## Task requirements
Identify, in the records below, every line where the string "daya" appears, and copy each such line.

## Extracted data
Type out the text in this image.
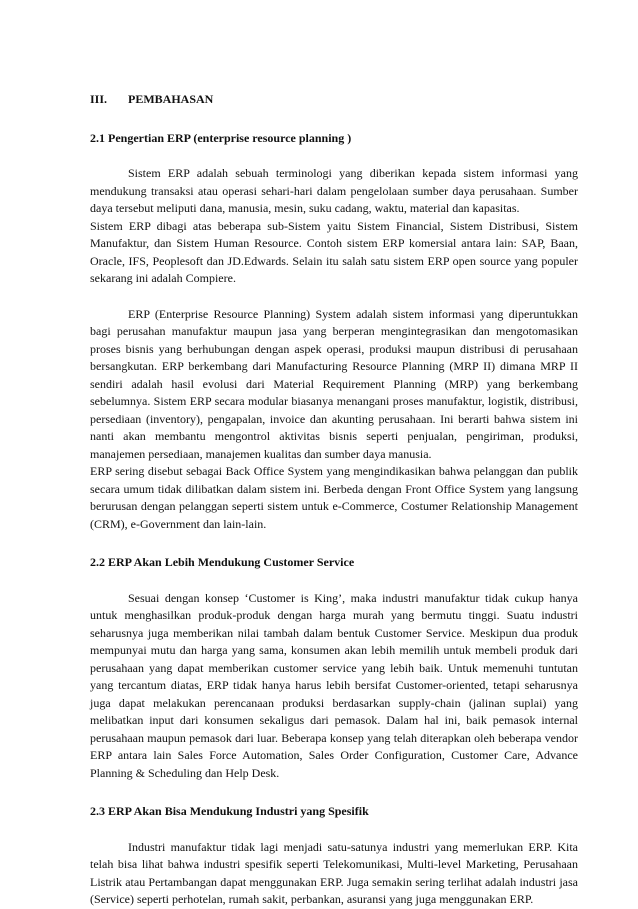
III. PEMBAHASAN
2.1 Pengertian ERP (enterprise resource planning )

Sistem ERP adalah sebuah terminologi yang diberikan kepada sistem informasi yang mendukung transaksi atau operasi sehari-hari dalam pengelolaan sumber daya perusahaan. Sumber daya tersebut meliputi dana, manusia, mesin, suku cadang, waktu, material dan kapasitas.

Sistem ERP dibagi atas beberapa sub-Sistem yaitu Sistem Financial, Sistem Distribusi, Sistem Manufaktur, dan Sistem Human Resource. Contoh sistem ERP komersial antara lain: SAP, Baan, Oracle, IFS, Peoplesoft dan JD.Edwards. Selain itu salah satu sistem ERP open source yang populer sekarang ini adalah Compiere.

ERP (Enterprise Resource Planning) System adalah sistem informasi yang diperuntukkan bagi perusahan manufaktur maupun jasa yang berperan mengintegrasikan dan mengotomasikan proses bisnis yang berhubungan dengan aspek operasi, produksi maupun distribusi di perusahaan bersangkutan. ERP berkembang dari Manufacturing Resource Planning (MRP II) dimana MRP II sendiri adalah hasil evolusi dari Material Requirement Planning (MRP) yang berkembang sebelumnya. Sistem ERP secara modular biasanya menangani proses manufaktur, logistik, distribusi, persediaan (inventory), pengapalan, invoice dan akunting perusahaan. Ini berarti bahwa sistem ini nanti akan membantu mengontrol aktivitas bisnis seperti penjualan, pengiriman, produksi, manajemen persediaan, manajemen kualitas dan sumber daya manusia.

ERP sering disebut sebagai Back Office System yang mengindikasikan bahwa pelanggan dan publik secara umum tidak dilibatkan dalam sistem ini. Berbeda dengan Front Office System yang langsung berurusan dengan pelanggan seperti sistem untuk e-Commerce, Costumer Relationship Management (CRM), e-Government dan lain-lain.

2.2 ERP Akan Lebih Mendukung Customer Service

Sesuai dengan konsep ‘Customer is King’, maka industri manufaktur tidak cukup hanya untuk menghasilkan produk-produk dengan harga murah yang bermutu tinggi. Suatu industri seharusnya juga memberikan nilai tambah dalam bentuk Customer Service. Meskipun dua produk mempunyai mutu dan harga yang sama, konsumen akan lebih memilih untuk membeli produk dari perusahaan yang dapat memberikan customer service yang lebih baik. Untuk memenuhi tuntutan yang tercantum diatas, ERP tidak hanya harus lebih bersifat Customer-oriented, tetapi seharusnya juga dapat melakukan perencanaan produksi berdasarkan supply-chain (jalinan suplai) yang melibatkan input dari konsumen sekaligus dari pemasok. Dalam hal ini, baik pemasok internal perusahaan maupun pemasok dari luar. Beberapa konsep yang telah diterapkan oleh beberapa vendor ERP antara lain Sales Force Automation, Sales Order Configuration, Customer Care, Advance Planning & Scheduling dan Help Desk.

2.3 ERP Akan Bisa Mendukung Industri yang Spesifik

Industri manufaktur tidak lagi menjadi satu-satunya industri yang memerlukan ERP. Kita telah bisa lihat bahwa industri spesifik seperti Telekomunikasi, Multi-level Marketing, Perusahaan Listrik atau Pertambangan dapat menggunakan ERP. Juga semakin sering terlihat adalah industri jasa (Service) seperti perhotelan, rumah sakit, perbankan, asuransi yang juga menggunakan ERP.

...

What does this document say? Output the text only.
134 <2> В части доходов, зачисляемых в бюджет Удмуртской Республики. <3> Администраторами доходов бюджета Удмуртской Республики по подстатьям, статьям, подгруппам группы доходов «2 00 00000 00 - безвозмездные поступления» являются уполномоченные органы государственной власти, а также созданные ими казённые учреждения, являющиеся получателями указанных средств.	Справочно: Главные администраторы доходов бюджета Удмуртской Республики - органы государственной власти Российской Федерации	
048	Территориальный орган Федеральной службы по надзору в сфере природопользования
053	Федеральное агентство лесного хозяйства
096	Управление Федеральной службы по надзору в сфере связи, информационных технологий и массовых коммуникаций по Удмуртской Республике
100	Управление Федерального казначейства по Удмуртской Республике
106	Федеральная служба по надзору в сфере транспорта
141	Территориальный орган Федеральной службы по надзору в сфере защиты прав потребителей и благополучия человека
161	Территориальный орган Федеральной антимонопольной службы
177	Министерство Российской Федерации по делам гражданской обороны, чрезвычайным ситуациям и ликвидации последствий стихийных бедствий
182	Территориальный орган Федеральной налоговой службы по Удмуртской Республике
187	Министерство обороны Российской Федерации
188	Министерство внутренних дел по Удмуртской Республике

## Exercise response
Sistem ERP adalah sebuah terminologi yang diberikan kepada sistem informasi yang mendukung transaksi atau operasi sehari-hari dalam pengelolaan sumber daya perusahaan. Sumber daya tersebut meliputi dana, manusia, mesin, suku cadang, waktu, material dan kapasitas.
ERP (Enterprise Resource Planning) System adalah sistem informasi yang diperuntukkan bagi perusahan manufaktur maupun jasa yang berperan mengintegrasikan dan mengotomasikan proses bisnis yang berhubungan dengan aspek operasi, produksi maupun distribusi di perusahaan bersangkutan. ERP berkembang dari Manufacturing Resource Planning (MRP II) dimana MRP II sendiri adalah hasil evolusi dari Material Requirement Planning (MRP) yang berkembang sebelumnya. Sistem ERP secara modular biasanya menangani proses manufaktur, logistik, distribusi, persediaan (inventory), pengapalan, invoice dan akunting perusahaan. Ini berarti bahwa sistem ini nanti akan membantu mengontrol aktivitas bisnis seperti penjualan, pengiriman, produksi, manajemen persediaan, manajemen kualitas dan sumber daya manusia.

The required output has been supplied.